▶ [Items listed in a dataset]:
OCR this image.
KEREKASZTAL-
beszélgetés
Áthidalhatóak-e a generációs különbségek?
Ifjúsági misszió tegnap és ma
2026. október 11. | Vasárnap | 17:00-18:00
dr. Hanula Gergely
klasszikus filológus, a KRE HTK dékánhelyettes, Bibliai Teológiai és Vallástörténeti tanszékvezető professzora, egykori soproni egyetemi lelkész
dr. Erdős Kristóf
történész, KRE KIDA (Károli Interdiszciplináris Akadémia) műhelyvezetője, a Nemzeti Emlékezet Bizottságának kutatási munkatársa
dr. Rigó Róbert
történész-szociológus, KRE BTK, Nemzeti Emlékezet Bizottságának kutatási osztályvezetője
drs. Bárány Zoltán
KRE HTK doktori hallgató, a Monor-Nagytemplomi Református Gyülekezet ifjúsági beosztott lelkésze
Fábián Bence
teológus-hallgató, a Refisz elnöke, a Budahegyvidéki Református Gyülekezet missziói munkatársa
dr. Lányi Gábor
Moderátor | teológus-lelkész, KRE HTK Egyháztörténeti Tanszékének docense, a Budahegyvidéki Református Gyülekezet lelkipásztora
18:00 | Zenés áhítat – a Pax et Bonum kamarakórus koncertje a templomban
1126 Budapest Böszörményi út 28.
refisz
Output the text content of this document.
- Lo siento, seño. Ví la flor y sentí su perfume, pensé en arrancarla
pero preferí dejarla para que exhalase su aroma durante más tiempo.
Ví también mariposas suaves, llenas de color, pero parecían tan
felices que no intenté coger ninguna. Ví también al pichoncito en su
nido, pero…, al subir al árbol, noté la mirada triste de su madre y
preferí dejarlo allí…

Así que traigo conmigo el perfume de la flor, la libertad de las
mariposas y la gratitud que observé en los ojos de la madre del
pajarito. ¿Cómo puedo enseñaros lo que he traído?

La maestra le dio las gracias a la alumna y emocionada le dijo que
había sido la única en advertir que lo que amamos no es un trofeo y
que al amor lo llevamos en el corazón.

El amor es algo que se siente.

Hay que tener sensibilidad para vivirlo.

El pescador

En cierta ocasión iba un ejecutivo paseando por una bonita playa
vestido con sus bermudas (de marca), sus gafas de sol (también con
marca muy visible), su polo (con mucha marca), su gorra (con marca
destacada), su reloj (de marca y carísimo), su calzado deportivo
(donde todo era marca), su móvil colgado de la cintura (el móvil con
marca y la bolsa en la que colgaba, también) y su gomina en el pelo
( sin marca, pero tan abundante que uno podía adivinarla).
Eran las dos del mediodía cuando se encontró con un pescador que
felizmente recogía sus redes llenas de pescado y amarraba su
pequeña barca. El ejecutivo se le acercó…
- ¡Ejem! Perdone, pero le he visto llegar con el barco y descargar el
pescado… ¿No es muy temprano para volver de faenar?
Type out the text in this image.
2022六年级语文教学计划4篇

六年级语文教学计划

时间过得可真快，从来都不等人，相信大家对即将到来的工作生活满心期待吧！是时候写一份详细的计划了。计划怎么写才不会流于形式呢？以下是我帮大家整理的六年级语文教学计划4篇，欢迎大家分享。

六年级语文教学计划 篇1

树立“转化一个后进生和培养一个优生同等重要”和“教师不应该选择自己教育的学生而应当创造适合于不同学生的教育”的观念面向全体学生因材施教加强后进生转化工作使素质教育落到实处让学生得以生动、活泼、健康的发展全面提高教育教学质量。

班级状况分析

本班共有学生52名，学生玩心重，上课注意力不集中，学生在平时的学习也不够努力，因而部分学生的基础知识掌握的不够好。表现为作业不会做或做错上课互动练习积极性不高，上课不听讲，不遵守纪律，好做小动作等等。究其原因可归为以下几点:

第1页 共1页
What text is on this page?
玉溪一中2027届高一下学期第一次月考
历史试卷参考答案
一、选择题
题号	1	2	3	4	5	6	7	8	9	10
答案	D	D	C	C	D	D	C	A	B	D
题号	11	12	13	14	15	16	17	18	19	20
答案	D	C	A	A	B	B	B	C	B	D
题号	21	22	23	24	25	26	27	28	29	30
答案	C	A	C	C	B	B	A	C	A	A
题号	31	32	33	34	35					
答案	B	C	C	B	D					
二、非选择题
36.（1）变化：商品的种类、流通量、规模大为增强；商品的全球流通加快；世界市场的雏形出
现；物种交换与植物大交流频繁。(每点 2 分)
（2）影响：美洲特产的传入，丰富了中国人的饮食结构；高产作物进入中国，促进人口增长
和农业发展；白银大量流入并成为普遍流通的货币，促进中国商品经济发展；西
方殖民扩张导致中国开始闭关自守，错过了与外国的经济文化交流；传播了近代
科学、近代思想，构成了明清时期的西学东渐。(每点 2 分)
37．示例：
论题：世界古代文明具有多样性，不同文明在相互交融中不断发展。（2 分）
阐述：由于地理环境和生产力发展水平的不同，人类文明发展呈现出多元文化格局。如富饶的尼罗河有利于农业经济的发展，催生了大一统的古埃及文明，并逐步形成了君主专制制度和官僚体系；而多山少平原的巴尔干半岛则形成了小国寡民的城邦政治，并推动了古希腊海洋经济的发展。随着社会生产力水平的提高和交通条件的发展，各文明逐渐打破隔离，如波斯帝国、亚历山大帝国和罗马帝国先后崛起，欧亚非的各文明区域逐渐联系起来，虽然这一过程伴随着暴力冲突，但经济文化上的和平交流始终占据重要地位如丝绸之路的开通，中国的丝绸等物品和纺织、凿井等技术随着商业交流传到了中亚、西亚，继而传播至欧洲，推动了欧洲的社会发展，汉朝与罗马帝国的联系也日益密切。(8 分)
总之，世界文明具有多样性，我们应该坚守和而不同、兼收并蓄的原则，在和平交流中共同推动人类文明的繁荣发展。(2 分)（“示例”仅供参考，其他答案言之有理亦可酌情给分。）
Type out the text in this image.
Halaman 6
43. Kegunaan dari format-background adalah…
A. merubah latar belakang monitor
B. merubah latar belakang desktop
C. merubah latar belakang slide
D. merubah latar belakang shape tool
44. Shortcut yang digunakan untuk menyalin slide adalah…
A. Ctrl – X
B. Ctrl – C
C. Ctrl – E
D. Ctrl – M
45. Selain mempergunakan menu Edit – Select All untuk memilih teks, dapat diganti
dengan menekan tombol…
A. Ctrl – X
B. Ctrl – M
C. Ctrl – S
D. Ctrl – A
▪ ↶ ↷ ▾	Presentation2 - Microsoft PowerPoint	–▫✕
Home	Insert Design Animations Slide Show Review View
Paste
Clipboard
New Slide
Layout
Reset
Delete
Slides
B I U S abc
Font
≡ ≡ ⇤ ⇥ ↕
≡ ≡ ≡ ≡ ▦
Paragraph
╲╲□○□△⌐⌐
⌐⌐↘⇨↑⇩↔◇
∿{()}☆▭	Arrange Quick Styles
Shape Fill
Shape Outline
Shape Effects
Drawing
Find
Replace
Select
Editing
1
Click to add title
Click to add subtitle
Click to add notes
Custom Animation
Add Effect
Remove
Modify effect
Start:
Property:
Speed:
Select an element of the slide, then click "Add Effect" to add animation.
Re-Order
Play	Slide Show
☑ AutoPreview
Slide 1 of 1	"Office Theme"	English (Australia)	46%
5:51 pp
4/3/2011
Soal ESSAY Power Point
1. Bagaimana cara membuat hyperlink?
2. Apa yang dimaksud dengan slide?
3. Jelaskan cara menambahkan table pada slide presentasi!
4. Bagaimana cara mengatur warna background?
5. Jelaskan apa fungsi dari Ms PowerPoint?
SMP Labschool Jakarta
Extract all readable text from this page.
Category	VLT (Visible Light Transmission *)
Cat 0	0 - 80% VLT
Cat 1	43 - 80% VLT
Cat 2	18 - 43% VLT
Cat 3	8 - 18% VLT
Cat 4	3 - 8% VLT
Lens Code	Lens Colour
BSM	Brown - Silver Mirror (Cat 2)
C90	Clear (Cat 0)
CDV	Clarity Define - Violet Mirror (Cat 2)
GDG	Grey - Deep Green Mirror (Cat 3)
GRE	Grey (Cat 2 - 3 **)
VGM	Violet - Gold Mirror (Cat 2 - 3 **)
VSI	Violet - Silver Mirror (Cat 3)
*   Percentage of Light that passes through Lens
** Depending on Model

▶ [SET PROBLEM]:
Find the lines holding "dari" and list every one.

▶ [WRITTEN ANSWER]:
43. Kegunaan dari format-background adalah…
5. Jelaskan apa fungsi dari Ms PowerPoint?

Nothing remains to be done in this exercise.